→ Exercise details: Repeat the line that contains "Serialize everything readable" and all lines after it through the end, exactly as they are, minus the pictures.

(Stored data)
---

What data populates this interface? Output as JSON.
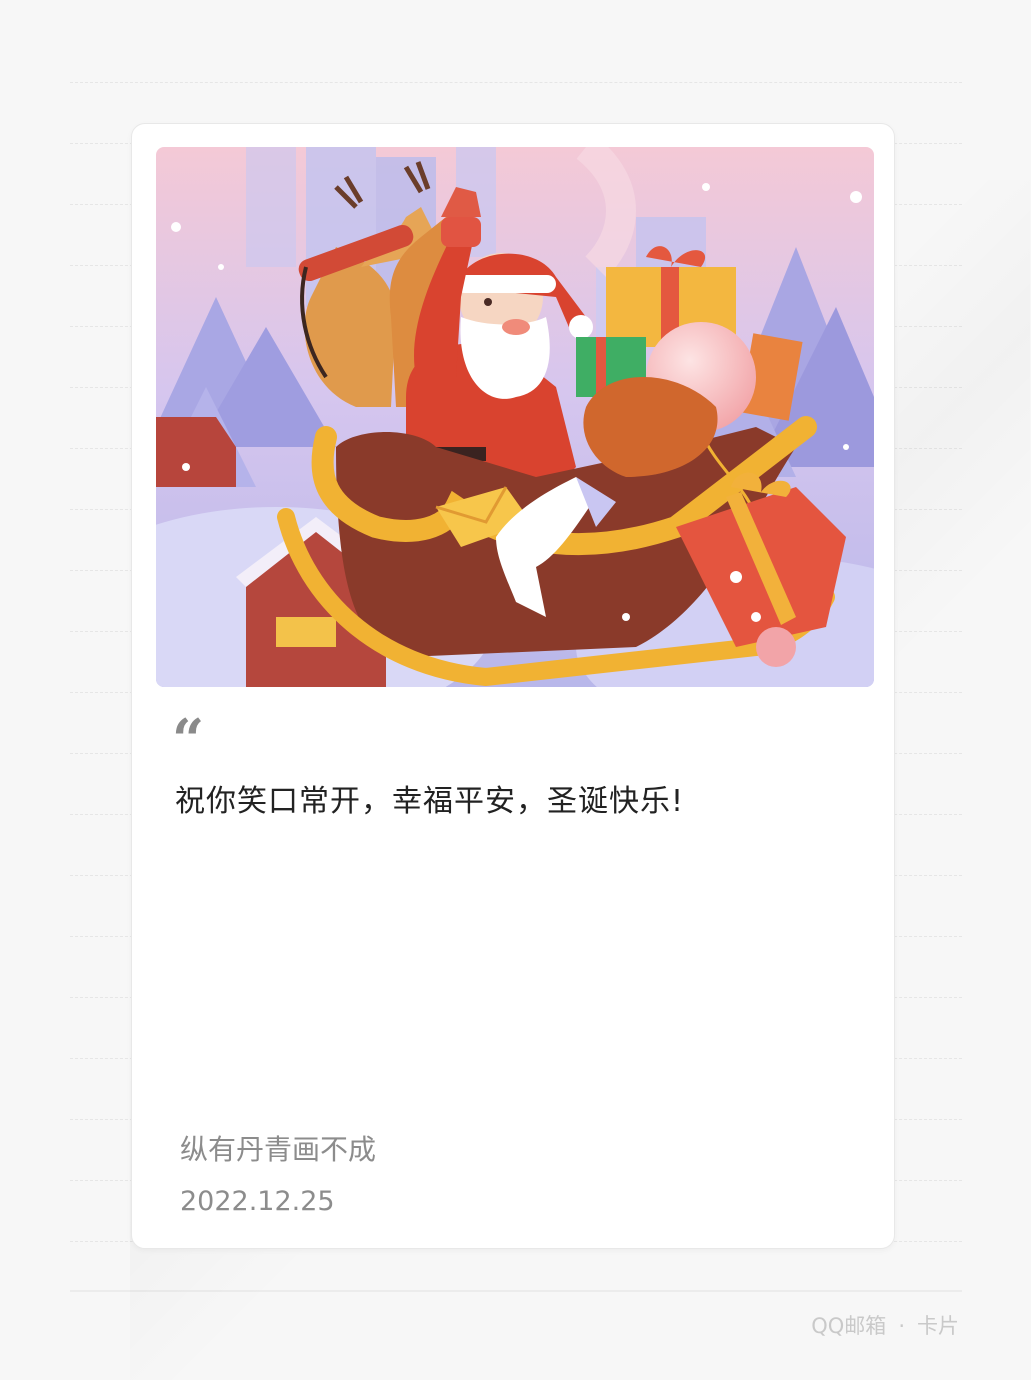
{
  "card": {
    "illustration": {
      "alt_icon": "santa-sleigh-illustration"
    },
    "quote_mark": "“",
    "message": "祝你笑口常开，幸福平安，圣诞快乐!",
    "signature": "纵有丹青画不成",
    "date": "2022.12.25"
  },
  "footer": {
    "brand": "QQ邮箱",
    "separator": "·",
    "section": "卡片"
  },
  "colors": {
    "background": "#f7f7f7",
    "card": "#ffffff",
    "text_primary": "#222222",
    "text_secondary": "#8c8c8c",
    "footer_text": "#c9c9c9",
    "sky_top": "#f4c9d6",
    "sky_mid": "#c9c4ee",
    "santa_red": "#d9432f",
    "sleigh_gold": "#f1b233",
    "sleigh_brown": "#8a3a2a"
  }
}
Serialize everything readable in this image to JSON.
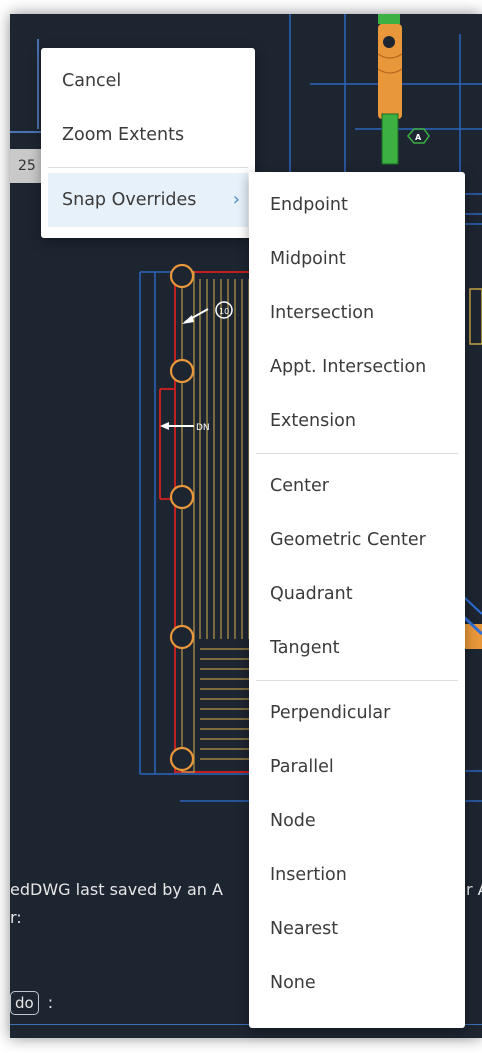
{
  "canvas": {
    "background": "#1d2531",
    "coordinate_readout": "25",
    "annotations": {
      "tag_a": "A",
      "tag_10": "10",
      "dn_label": "DN"
    }
  },
  "command_line": {
    "line1": "edDWG last saved by an A",
    "line1_tail": "r A",
    "line2": "r:",
    "key_label": "do",
    "line3_suffix": ":"
  },
  "context_menu": {
    "items": [
      "Cancel",
      "Zoom Extents"
    ],
    "submenu_trigger": "Snap Overrides",
    "chevron": "chevron-right-icon"
  },
  "snap_menu": {
    "groups": [
      [
        "Endpoint",
        "Midpoint",
        "Intersection",
        "Appt. Intersection",
        "Extension"
      ],
      [
        "Center",
        "Geometric Center",
        "Quadrant",
        "Tangent"
      ],
      [
        "Perpendicular",
        "Parallel",
        "Node",
        "Insertion",
        "Nearest",
        "None"
      ]
    ]
  },
  "colors": {
    "accent": "#4a89c5",
    "highlight": "#e7f1fa",
    "cad_blue": "#2f6fd6",
    "cad_orange": "#e8973a",
    "cad_red": "#c02020",
    "cad_yellow": "#c9a64a",
    "cad_green": "#3cb043"
  }
}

---

→ Response for this exercise:
Serialize everything readable in this image to JSON.
{
  "canvas": {
    "background": "#1d2531",
    "coordinate_readout": "25",
    "annotations": {
      "tag_a": "A",
      "tag_10": "10",
      "dn_label": "DN"
    }
  },
  "command_line": {
    "line1": "edDWG last saved by an A",
    "line1_tail": "r A",
    "line2": "r:",
    "key_label": "do",
    "line3_suffix": ":"
  },
  "context_menu": {
    "items": [
      "Cancel",
      "Zoom Extents"
    ],
    "submenu_trigger": "Snap Overrides",
    "chevron": "chevron-right-icon"
  },
  "snap_menu": {
    "groups": [
      [
        "Endpoint",
        "Midpoint",
        "Intersection",
        "Appt. Intersection",
        "Extension"
      ],
      [
        "Center",
        "Geometric Center",
        "Quadrant",
        "Tangent"
      ],
      [
        "Perpendicular",
        "Parallel",
        "Node",
        "Insertion",
        "Nearest",
        "None"
      ]
    ]
  },
  "colors": {
    "accent": "#4a89c5",
    "highlight": "#e7f1fa",
    "cad_blue": "#2f6fd6",
    "cad_orange": "#e8973a",
    "cad_red": "#c02020",
    "cad_yellow": "#c9a64a",
    "cad_green": "#3cb043"
  }
}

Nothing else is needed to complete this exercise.